§ **REQUIREMENTS**: Filter the entries below, keeping only lines with the word "Duval".

──────── DATA SECTION

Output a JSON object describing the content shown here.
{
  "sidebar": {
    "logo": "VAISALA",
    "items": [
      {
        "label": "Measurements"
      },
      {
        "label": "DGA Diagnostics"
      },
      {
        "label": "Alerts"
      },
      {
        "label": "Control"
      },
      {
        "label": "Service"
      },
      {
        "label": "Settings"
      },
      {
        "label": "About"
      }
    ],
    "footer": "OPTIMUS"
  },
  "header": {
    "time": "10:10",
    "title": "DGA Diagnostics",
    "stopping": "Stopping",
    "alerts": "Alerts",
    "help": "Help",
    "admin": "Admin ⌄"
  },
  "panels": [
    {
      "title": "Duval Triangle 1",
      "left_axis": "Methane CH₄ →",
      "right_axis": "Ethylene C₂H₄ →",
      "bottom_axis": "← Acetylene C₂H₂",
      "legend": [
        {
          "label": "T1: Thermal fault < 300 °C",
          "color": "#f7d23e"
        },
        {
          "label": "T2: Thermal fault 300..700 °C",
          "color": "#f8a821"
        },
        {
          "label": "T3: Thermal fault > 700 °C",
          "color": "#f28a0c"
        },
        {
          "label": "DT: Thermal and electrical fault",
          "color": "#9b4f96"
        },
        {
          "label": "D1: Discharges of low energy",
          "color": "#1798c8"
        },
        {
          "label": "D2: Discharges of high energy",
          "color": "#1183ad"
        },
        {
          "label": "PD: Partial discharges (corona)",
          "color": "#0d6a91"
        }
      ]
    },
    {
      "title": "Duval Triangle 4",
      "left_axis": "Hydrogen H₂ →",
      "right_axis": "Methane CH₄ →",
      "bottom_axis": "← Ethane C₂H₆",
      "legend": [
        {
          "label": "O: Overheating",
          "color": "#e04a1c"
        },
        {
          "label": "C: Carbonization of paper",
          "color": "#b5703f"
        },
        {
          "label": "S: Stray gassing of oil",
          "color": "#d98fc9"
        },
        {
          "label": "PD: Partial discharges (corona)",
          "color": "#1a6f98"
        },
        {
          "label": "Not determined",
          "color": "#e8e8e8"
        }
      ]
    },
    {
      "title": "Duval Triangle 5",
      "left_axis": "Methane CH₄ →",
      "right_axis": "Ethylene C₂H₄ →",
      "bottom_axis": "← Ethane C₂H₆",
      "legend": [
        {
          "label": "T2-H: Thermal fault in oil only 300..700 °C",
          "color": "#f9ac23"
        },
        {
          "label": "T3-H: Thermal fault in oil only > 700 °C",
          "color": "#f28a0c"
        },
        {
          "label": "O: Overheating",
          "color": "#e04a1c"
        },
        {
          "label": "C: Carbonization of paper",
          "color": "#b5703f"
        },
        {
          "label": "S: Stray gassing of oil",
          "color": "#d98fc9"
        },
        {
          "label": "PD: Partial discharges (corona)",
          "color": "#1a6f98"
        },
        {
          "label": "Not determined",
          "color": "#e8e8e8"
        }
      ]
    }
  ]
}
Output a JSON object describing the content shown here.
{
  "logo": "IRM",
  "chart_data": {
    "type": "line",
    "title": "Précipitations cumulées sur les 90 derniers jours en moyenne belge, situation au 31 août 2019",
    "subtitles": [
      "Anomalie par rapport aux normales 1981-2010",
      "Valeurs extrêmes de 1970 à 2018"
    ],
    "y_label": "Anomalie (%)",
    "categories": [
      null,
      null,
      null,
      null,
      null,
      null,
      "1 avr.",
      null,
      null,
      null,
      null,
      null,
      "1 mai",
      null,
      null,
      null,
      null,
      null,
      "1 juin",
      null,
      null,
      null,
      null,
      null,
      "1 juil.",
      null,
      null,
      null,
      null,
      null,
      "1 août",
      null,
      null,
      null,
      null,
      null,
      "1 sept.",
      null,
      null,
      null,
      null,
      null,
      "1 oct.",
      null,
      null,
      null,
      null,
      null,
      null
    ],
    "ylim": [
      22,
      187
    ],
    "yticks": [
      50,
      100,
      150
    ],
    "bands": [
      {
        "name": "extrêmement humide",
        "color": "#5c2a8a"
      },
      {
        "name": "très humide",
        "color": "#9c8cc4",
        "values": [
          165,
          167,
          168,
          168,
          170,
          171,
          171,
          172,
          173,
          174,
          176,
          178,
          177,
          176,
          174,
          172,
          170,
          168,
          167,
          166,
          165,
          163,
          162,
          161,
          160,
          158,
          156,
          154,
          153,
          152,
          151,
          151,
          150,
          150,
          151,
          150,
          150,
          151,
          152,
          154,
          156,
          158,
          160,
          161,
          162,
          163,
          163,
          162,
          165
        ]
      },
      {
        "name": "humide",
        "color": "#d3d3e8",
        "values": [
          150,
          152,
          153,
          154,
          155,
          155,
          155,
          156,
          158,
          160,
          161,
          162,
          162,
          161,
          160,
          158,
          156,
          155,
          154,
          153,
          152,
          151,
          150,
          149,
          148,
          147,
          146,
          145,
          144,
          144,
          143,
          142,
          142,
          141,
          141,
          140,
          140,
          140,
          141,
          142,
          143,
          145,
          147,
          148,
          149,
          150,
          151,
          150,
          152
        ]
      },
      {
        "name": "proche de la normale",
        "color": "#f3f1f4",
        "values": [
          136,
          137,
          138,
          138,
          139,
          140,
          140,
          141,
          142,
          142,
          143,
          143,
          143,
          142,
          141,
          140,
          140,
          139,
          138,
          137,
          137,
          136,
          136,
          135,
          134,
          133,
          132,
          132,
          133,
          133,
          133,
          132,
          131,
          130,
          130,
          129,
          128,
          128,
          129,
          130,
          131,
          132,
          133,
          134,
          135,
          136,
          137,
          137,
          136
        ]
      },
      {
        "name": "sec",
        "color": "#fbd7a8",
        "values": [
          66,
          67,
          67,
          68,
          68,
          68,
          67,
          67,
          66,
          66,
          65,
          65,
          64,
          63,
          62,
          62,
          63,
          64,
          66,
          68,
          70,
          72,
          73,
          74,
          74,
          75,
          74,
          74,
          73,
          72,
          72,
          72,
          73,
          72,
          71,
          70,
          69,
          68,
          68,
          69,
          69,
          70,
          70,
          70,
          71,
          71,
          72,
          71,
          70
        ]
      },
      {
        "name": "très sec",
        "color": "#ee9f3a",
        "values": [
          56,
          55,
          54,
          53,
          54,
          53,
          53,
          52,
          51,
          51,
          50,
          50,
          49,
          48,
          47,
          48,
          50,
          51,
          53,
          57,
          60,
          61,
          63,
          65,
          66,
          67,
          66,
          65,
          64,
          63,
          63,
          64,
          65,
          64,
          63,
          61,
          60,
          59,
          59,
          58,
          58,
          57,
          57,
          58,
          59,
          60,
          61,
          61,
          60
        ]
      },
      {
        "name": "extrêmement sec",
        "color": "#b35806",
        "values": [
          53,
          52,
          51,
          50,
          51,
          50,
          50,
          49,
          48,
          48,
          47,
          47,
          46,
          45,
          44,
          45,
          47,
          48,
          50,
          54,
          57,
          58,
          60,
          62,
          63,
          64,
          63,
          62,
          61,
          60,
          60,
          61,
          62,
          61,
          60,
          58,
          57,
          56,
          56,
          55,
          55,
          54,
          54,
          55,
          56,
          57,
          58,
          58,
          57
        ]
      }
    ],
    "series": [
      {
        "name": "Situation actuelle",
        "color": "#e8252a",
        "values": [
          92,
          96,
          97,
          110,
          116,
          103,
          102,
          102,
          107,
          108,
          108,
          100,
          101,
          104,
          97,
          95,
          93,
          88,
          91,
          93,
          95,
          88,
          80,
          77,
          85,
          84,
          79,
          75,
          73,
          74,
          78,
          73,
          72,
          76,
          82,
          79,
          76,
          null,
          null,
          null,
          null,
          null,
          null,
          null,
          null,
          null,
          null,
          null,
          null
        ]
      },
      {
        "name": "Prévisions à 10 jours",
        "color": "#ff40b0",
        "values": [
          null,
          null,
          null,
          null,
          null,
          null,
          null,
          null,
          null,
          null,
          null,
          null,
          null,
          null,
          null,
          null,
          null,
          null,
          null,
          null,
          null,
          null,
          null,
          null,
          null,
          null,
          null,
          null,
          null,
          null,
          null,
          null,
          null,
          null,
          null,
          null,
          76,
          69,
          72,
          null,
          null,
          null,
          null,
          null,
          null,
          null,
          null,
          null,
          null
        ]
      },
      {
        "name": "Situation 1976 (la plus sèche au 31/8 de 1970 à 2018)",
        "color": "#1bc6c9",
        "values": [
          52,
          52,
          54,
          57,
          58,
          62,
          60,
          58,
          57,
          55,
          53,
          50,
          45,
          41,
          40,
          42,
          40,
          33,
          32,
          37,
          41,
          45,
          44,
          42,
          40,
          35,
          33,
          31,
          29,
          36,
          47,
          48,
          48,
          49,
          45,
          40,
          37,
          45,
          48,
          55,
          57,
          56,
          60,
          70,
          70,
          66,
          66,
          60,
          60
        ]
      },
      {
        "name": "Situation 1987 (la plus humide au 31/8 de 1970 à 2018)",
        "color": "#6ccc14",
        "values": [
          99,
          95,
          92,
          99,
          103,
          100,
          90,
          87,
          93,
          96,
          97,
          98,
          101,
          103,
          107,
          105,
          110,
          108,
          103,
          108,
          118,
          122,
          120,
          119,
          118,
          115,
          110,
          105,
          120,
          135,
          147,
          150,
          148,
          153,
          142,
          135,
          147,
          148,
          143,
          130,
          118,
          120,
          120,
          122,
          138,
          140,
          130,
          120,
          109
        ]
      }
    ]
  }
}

────────────────

§ **TASK ANSWER**:
      "title": "Duval Triangle 1",
      "title": "Duval Triangle 4",
      "title": "Duval Triangle 5",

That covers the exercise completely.